EXERCISE DIRECTIONS
Extract each line containing the string "εἶνε".
──────────
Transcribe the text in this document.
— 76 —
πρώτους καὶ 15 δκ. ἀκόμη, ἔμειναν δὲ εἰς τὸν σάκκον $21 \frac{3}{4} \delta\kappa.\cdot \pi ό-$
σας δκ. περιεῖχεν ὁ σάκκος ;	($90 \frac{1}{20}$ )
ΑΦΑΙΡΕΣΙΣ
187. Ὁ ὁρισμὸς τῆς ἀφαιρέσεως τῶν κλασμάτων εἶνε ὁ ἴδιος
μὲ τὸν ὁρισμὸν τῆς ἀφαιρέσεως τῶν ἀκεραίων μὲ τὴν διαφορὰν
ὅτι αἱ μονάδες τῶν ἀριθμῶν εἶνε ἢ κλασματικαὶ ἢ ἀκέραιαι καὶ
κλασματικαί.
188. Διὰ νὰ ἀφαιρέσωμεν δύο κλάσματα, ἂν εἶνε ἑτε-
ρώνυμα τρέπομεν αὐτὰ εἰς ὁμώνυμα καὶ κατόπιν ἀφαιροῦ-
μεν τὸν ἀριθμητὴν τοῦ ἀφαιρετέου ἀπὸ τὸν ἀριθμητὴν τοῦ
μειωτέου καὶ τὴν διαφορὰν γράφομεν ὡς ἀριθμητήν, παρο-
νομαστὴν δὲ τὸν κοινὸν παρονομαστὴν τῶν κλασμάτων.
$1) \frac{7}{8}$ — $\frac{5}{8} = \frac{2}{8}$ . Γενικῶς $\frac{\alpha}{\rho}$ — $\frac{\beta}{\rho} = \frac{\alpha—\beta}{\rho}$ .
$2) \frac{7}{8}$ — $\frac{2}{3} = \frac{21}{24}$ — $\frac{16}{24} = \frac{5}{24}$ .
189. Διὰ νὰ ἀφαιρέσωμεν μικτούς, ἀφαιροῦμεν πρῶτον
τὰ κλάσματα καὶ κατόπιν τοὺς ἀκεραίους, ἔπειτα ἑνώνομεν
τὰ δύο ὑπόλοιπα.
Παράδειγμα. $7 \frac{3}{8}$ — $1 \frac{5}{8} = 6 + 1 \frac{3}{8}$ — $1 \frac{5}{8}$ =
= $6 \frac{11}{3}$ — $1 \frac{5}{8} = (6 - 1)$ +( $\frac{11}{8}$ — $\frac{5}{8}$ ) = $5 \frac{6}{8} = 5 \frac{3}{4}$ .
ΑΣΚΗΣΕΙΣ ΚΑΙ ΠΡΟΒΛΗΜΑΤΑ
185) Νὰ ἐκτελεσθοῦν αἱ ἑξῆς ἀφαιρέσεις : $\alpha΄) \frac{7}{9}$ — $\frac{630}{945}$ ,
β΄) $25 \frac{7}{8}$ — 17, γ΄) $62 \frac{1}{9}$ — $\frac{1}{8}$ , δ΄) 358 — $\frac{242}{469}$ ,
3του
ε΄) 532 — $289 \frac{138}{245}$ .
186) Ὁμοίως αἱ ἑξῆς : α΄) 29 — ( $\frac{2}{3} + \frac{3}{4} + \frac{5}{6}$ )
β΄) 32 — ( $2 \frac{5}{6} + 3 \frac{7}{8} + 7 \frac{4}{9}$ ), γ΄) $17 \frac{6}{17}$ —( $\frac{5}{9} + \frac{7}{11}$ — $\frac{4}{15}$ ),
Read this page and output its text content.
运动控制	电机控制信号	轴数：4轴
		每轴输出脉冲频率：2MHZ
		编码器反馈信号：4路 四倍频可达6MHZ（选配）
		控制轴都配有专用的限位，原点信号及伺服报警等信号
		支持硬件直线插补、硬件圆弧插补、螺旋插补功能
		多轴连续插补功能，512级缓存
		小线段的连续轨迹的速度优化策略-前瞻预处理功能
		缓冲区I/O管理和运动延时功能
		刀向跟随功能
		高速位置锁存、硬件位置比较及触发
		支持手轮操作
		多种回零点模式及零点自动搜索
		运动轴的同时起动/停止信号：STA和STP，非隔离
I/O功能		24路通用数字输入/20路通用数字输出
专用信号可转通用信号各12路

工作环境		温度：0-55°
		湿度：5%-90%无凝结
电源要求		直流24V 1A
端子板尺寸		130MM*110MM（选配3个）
──────────
RESULT OF THIS TASK
187. Ὁ ὁρισμὸς τῆς ἀφαιρέσεως τῶν κλασμάτων εἶνε ὁ ἴδιος
ὅτι αἱ μονάδες τῶν ἀριθμῶν εἶνε ἢ κλασματικαὶ ἢ ἀκέραιαι καὶ
188. Διὰ νὰ ἀφαιρέσωμεν δύο κλάσματα, ἂν εἶνε ἑτε-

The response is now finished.